▸ Given request
Leaving out the pictures, transcribe all of the records faithfully.

** Begin Provided records **

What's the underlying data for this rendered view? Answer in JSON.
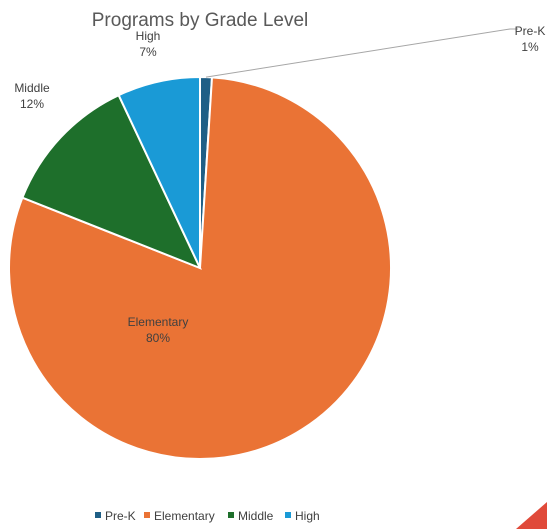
{
  "chart_data": {
    "type": "pie",
    "title": "Programs by Grade Level",
    "slices": [
      {
        "label": "Pre-K",
        "value": 1,
        "pct_label": "1%",
        "color": "#1f5f86"
      },
      {
        "label": "Elementary",
        "value": 80,
        "pct_label": "80%",
        "color": "#ea7335"
      },
      {
        "label": "Middle",
        "value": 12,
        "pct_label": "12%",
        "color": "#1e6f2b"
      },
      {
        "label": "High",
        "value": 7,
        "pct_label": "7%",
        "color": "#1a9ad6"
      }
    ],
    "legend_position": "bottom",
    "data_labels": "category and percentage"
  }
}
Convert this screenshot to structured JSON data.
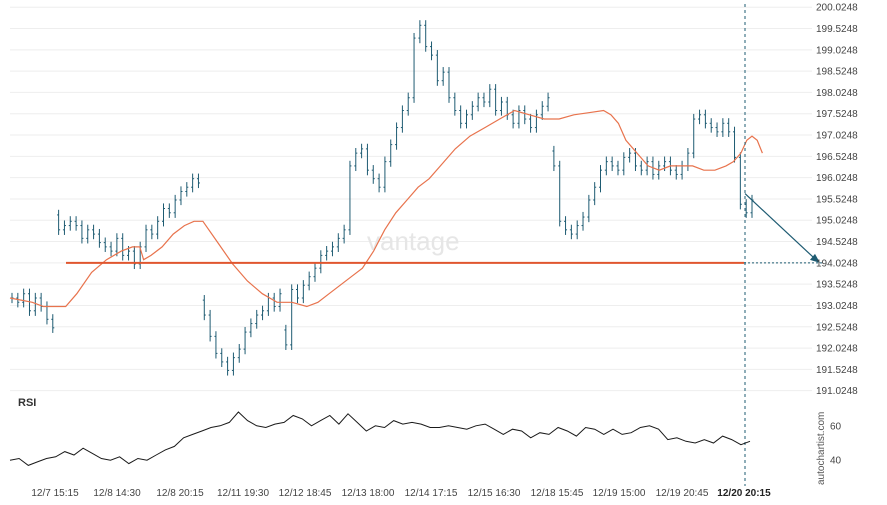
{
  "chart_data": {
    "type": "candlestick",
    "title": "",
    "x_tick_labels": [
      "12/7 15:15",
      "12/8 14:30",
      "12/8 20:15",
      "12/11 19:30",
      "12/12 18:45",
      "12/13 18:00",
      "12/14 17:15",
      "12/15 16:30",
      "12/18 15:45",
      "12/19 15:00",
      "12/19 20:45",
      "12/20 20:15"
    ],
    "highlighted_x_label": "12/20 20:15",
    "y_ticks": [
      "200.0248",
      "199.5248",
      "199.0248",
      "198.5248",
      "198.0248",
      "197.5248",
      "197.0248",
      "196.5248",
      "196.0248",
      "195.5248",
      "195.0248",
      "194.5248",
      "194.0248",
      "193.5248",
      "193.0248",
      "192.5248",
      "192.0248",
      "191.5248",
      "191.0248"
    ],
    "ylim": [
      190.9,
      200.1
    ],
    "price_close": [
      193.2,
      193.1,
      193.3,
      192.9,
      193.2,
      193.0,
      192.7,
      192.5,
      194.8,
      194.9,
      195.0,
      194.9,
      194.6,
      194.8,
      194.7,
      194.5,
      194.4,
      194.3,
      194.6,
      194.2,
      194.3,
      194.0,
      194.4,
      194.8,
      194.7,
      195.0,
      195.3,
      195.2,
      195.5,
      195.7,
      195.8,
      196.0,
      195.9,
      192.8,
      192.3,
      191.9,
      191.7,
      191.5,
      191.8,
      192.0,
      192.4,
      192.6,
      192.8,
      192.9,
      193.2,
      193.0,
      193.3,
      192.1,
      193.4,
      193.2,
      193.5,
      193.7,
      193.9,
      194.2,
      194.3,
      194.4,
      194.6,
      194.8,
      196.3,
      196.6,
      196.7,
      196.2,
      196.0,
      195.8,
      196.4,
      196.8,
      197.2,
      197.6,
      197.9,
      199.3,
      199.6,
      199.1,
      198.9,
      198.3,
      198.5,
      197.9,
      197.6,
      197.3,
      197.5,
      197.7,
      197.9,
      197.8,
      198.1,
      197.6,
      197.8,
      197.5,
      197.3,
      197.6,
      197.4,
      197.2,
      197.5,
      197.7,
      197.9,
      196.3,
      195.0,
      194.8,
      194.7,
      194.9,
      195.1,
      195.5,
      195.8,
      196.2,
      196.4,
      196.3,
      196.2,
      196.5,
      196.6,
      196.3,
      196.2,
      196.4,
      196.1,
      196.3,
      196.4,
      196.2,
      196.1,
      196.3,
      196.6,
      197.4,
      197.5,
      197.3,
      197.2,
      197.1,
      197.3,
      197.1,
      196.5,
      195.4,
      195.2,
      195.5
    ],
    "moving_average": [
      193.2,
      193.15,
      193.1,
      193.0,
      193.0,
      193.0,
      193.3,
      193.8,
      194.1,
      194.3,
      194.4,
      194.4,
      194.1,
      194.2,
      194.4,
      194.7,
      194.9,
      195.0,
      195.0,
      194.5,
      194.0,
      193.6,
      193.3,
      193.1,
      193.1,
      193.0,
      193.1,
      193.3,
      193.5,
      193.7,
      193.9,
      194.3,
      194.8,
      195.2,
      195.5,
      195.8,
      196.0,
      196.3,
      196.7,
      197.0,
      197.2,
      197.4,
      197.6,
      197.5,
      197.4,
      197.4,
      197.5,
      197.55,
      197.6,
      197.5,
      197.3,
      196.9,
      196.6,
      196.3,
      196.2,
      196.3,
      196.3,
      196.3,
      196.2,
      196.2,
      196.3,
      196.4,
      196.6,
      196.9,
      197.0,
      196.9,
      196.6
    ],
    "moving_average_x_fraction": [
      0,
      0.015,
      0.03,
      0.045,
      0.06,
      0.075,
      0.09,
      0.11,
      0.13,
      0.15,
      0.165,
      0.175,
      0.18,
      0.19,
      0.205,
      0.22,
      0.235,
      0.248,
      0.26,
      0.28,
      0.3,
      0.32,
      0.34,
      0.36,
      0.38,
      0.4,
      0.415,
      0.43,
      0.445,
      0.46,
      0.475,
      0.49,
      0.505,
      0.52,
      0.535,
      0.55,
      0.565,
      0.58,
      0.6,
      0.62,
      0.64,
      0.66,
      0.68,
      0.7,
      0.72,
      0.74,
      0.76,
      0.78,
      0.8,
      0.81,
      0.82,
      0.83,
      0.845,
      0.86,
      0.875,
      0.89,
      0.905,
      0.92,
      0.935,
      0.95,
      0.965,
      0.975,
      0.985,
      0.993,
      1.0,
      1.007,
      1.014
    ],
    "support_level": 194.0248,
    "support_label": "194.0248",
    "forecast_arrow_end": 194.0248,
    "rsi": {
      "label": "RSI",
      "y_ticks": [
        "60",
        "40"
      ],
      "ylim": [
        25,
        75
      ],
      "values": [
        40,
        41,
        37,
        39,
        41,
        42,
        45,
        43,
        47,
        44,
        41,
        40,
        42,
        38,
        41,
        40,
        43,
        46,
        48,
        53,
        55,
        57,
        59,
        60,
        62,
        68,
        63,
        60,
        59,
        61,
        62,
        66,
        64,
        60,
        63,
        66,
        61,
        67,
        62,
        57,
        60,
        59,
        63,
        61,
        62,
        61,
        59,
        59,
        60,
        59,
        58,
        60,
        61,
        58,
        55,
        58,
        57,
        53,
        56,
        55,
        59,
        57,
        54,
        59,
        58,
        55,
        58,
        55,
        56,
        59,
        60,
        58,
        52,
        53,
        51,
        50,
        52,
        50,
        54,
        52,
        49,
        51
      ]
    },
    "brand_text": "autochartist.com",
    "watermark_text": "vantage"
  },
  "colors": {
    "candle": "#1e5b72",
    "moving_average": "#e8734d",
    "support": "#e0562f",
    "arrow": "#1e5b72",
    "rsi_line": "#1a1a1a",
    "grid": "#eeeeee"
  }
}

** End Provided records **

▸ The solution
What's the underlying data for this rendered view? Answer in JSON.
{
  "chart_data": {
    "type": "pie",
    "title": "Programs by Grade Level",
    "slices": [
      {
        "label": "Pre-K",
        "value": 1,
        "pct_label": "1%",
        "color": "#1f5f86"
      },
      {
        "label": "Elementary",
        "value": 80,
        "pct_label": "80%",
        "color": "#ea7335"
      },
      {
        "label": "Middle",
        "value": 12,
        "pct_label": "12%",
        "color": "#1e6f2b"
      },
      {
        "label": "High",
        "value": 7,
        "pct_label": "7%",
        "color": "#1a9ad6"
      }
    ],
    "legend_position": "bottom",
    "data_labels": "category and percentage"
  }
}
Convert this screenshot to structured JSON data.
{
  "chart_data": {
    "type": "candlestick",
    "title": "",
    "x_tick_labels": [
      "12/7 15:15",
      "12/8 14:30",
      "12/8 20:15",
      "12/11 19:30",
      "12/12 18:45",
      "12/13 18:00",
      "12/14 17:15",
      "12/15 16:30",
      "12/18 15:45",
      "12/19 15:00",
      "12/19 20:45",
      "12/20 20:15"
    ],
    "highlighted_x_label": "12/20 20:15",
    "y_ticks": [
      "200.0248",
      "199.5248",
      "199.0248",
      "198.5248",
      "198.0248",
      "197.5248",
      "197.0248",
      "196.5248",
      "196.0248",
      "195.5248",
      "195.0248",
      "194.5248",
      "194.0248",
      "193.5248",
      "193.0248",
      "192.5248",
      "192.0248",
      "191.5248",
      "191.0248"
    ],
    "ylim": [
      190.9,
      200.1
    ],
    "price_close": [
      193.2,
      193.1,
      193.3,
      192.9,
      193.2,
      193.0,
      192.7,
      192.5,
      194.8,
      194.9,
      195.0,
      194.9,
      194.6,
      194.8,
      194.7,
      194.5,
      194.4,
      194.3,
      194.6,
      194.2,
      194.3,
      194.0,
      194.4,
      194.8,
      194.7,
      195.0,
      195.3,
      195.2,
      195.5,
      195.7,
      195.8,
      196.0,
      195.9,
      192.8,
      192.3,
      191.9,
      191.7,
      191.5,
      191.8,
      192.0,
      192.4,
      192.6,
      192.8,
      192.9,
      193.2,
      193.0,
      193.3,
      192.1,
      193.4,
      193.2,
      193.5,
      193.7,
      193.9,
      194.2,
      194.3,
      194.4,
      194.6,
      194.8,
      196.3,
      196.6,
      196.7,
      196.2,
      196.0,
      195.8,
      196.4,
      196.8,
      197.2,
      197.6,
      197.9,
      199.3,
      199.6,
      199.1,
      198.9,
      198.3,
      198.5,
      197.9,
      197.6,
      197.3,
      197.5,
      197.7,
      197.9,
      197.8,
      198.1,
      197.6,
      197.8,
      197.5,
      197.3,
      197.6,
      197.4,
      197.2,
      197.5,
      197.7,
      197.9,
      196.3,
      195.0,
      194.8,
      194.7,
      194.9,
      195.1,
      195.5,
      195.8,
      196.2,
      196.4,
      196.3,
      196.2,
      196.5,
      196.6,
      196.3,
      196.2,
      196.4,
      196.1,
      196.3,
      196.4,
      196.2,
      196.1,
      196.3,
      196.6,
      197.4,
      197.5,
      197.3,
      197.2,
      197.1,
      197.3,
      197.1,
      196.5,
      195.4,
      195.2,
      195.5
    ],
    "moving_average": [
      193.2,
      193.15,
      193.1,
      193.0,
      193.0,
      193.0,
      193.3,
      193.8,
      194.1,
      194.3,
      194.4,
      194.4,
      194.1,
      194.2,
      194.4,
      194.7,
      194.9,
      195.0,
      195.0,
      194.5,
      194.0,
      193.6,
      193.3,
      193.1,
      193.1,
      193.0,
      193.1,
      193.3,
      193.5,
      193.7,
      193.9,
      194.3,
      194.8,
      195.2,
      195.5,
      195.8,
      196.0,
      196.3,
      196.7,
      197.0,
      197.2,
      197.4,
      197.6,
      197.5,
      197.4,
      197.4,
      197.5,
      197.55,
      197.6,
      197.5,
      197.3,
      196.9,
      196.6,
      196.3,
      196.2,
      196.3,
      196.3,
      196.3,
      196.2,
      196.2,
      196.3,
      196.4,
      196.6,
      196.9,
      197.0,
      196.9,
      196.6
    ],
    "moving_average_x_fraction": [
      0,
      0.015,
      0.03,
      0.045,
      0.06,
      0.075,
      0.09,
      0.11,
      0.13,
      0.15,
      0.165,
      0.175,
      0.18,
      0.19,
      0.205,
      0.22,
      0.235,
      0.248,
      0.26,
      0.28,
      0.3,
      0.32,
      0.34,
      0.36,
      0.38,
      0.4,
      0.415,
      0.43,
      0.445,
      0.46,
      0.475,
      0.49,
      0.505,
      0.52,
      0.535,
      0.55,
      0.565,
      0.58,
      0.6,
      0.62,
      0.64,
      0.66,
      0.68,
      0.7,
      0.72,
      0.74,
      0.76,
      0.78,
      0.8,
      0.81,
      0.82,
      0.83,
      0.845,
      0.86,
      0.875,
      0.89,
      0.905,
      0.92,
      0.935,
      0.95,
      0.965,
      0.975,
      0.985,
      0.993,
      1.0,
      1.007,
      1.014
    ],
    "support_level": 194.0248,
    "support_label": "194.0248",
    "forecast_arrow_end": 194.0248,
    "rsi": {
      "label": "RSI",
      "y_ticks": [
        "60",
        "40"
      ],
      "ylim": [
        25,
        75
      ],
      "values": [
        40,
        41,
        37,
        39,
        41,
        42,
        45,
        43,
        47,
        44,
        41,
        40,
        42,
        38,
        41,
        40,
        43,
        46,
        48,
        53,
        55,
        57,
        59,
        60,
        62,
        68,
        63,
        60,
        59,
        61,
        62,
        66,
        64,
        60,
        63,
        66,
        61,
        67,
        62,
        57,
        60,
        59,
        63,
        61,
        62,
        61,
        59,
        59,
        60,
        59,
        58,
        60,
        61,
        58,
        55,
        58,
        57,
        53,
        56,
        55,
        59,
        57,
        54,
        59,
        58,
        55,
        58,
        55,
        56,
        59,
        60,
        58,
        52,
        53,
        51,
        50,
        52,
        50,
        54,
        52,
        49,
        51
      ]
    },
    "brand_text": "autochartist.com",
    "watermark_text": "vantage"
  },
  "colors": {
    "candle": "#1e5b72",
    "moving_average": "#e8734d",
    "support": "#e0562f",
    "arrow": "#1e5b72",
    "rsi_line": "#1a1a1a",
    "grid": "#eeeeee"
  }
}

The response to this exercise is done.